## WRITTEN INSTRUCTION
Transcribe all records exactly.

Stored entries
>> START
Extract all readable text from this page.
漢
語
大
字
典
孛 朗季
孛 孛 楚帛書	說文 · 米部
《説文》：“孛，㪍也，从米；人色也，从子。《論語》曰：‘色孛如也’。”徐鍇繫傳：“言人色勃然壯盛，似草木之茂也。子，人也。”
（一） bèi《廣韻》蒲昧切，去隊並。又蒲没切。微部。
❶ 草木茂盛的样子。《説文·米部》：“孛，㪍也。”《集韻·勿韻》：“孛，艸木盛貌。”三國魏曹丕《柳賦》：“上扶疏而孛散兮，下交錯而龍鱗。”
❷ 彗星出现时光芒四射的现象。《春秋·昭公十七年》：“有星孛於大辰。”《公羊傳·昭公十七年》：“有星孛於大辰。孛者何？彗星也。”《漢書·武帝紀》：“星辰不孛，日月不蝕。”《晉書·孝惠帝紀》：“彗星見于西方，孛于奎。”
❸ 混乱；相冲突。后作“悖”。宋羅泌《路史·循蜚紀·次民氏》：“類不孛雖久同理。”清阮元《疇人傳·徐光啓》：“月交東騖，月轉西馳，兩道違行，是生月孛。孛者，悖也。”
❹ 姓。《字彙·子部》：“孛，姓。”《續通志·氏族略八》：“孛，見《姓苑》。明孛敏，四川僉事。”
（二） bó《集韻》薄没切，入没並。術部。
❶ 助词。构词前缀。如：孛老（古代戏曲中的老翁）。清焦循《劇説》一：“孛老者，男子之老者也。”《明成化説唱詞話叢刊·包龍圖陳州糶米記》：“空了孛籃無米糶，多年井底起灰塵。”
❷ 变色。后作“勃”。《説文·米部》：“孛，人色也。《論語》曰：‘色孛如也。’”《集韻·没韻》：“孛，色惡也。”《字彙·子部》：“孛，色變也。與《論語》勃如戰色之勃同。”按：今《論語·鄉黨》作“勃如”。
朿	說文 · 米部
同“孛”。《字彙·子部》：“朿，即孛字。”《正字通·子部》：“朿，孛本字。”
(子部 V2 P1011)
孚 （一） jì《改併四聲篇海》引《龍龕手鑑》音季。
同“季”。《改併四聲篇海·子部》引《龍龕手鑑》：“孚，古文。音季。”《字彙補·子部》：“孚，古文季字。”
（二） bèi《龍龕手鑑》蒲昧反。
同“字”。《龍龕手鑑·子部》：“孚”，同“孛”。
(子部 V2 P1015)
>> END
## SOLUTION TO THIS TASK
Extract all readable text from this page.
漢
語
大
字
典
孛 朗季
孛 孛 楚帛書	說文 · 米部
《説文》：“孛，㪍也，从米；人色也，从子。《論語》曰：‘色孛如也’。”徐鍇繫傳：“言人色勃然壯盛，似草木之茂也。子，人也。”
（一） bèi《廣韻》蒲昧切，去隊並。又蒲没切。微部。
❶ 草木茂盛的样子。《説文·米部》：“孛，㪍也。”《集韻·勿韻》：“孛，艸木盛貌。”三國魏曹丕《柳賦》：“上扶疏而孛散兮，下交錯而龍鱗。”
❷ 彗星出现时光芒四射的现象。《春秋·昭公十七年》：“有星孛於大辰。”《公羊傳·昭公十七年》：“有星孛於大辰。孛者何？彗星也。”《漢書·武帝紀》：“星辰不孛，日月不蝕。”《晉書·孝惠帝紀》：“彗星見于西方，孛于奎。”
❸ 混乱；相冲突。后作“悖”。宋羅泌《路史·循蜚紀·次民氏》：“類不孛雖久同理。”清阮元《疇人傳·徐光啓》：“月交東騖，月轉西馳，兩道違行，是生月孛。孛者，悖也。”
❹ 姓。《字彙·子部》：“孛，姓。”《續通志·氏族略八》：“孛，見《姓苑》。明孛敏，四川僉事。”
（二） bó《集韻》薄没切，入没並。術部。
❶ 助词。构词前缀。如：孛老（古代戏曲中的老翁）。清焦循《劇説》一：“孛老者，男子之老者也。”《明成化説唱詞話叢刊·包龍圖陳州糶米記》：“空了孛籃無米糶，多年井底起灰塵。”
❷ 变色。后作“勃”。《説文·米部》：“孛，人色也。《論語》曰：‘色孛如也。’”《集韻·没韻》：“孛，色惡也。”《字彙·子部》：“孛，色變也。與《論語》勃如戰色之勃同。”按：今《論語·鄉黨》作“勃如”。
朿	說文 · 米部
同“孛”。《字彙·子部》：“朿，即孛字。”《正字通·子部》：“朿，孛本字。”
(子部 V2 P1011)
孚 （一） jì《改併四聲篇海》引《龍龕手鑑》音季。
同“季”。《改併四聲篇海·子部》引《龍龕手鑑》：“孚，古文。音季。”《字彙補·子部》：“孚，古文季字。”
（二） bèi《龍龕手鑑》蒲昧反。
同“字”。《龍龕手鑑·子部》：“孚”，同“孛”。
(子部 V2 P1015)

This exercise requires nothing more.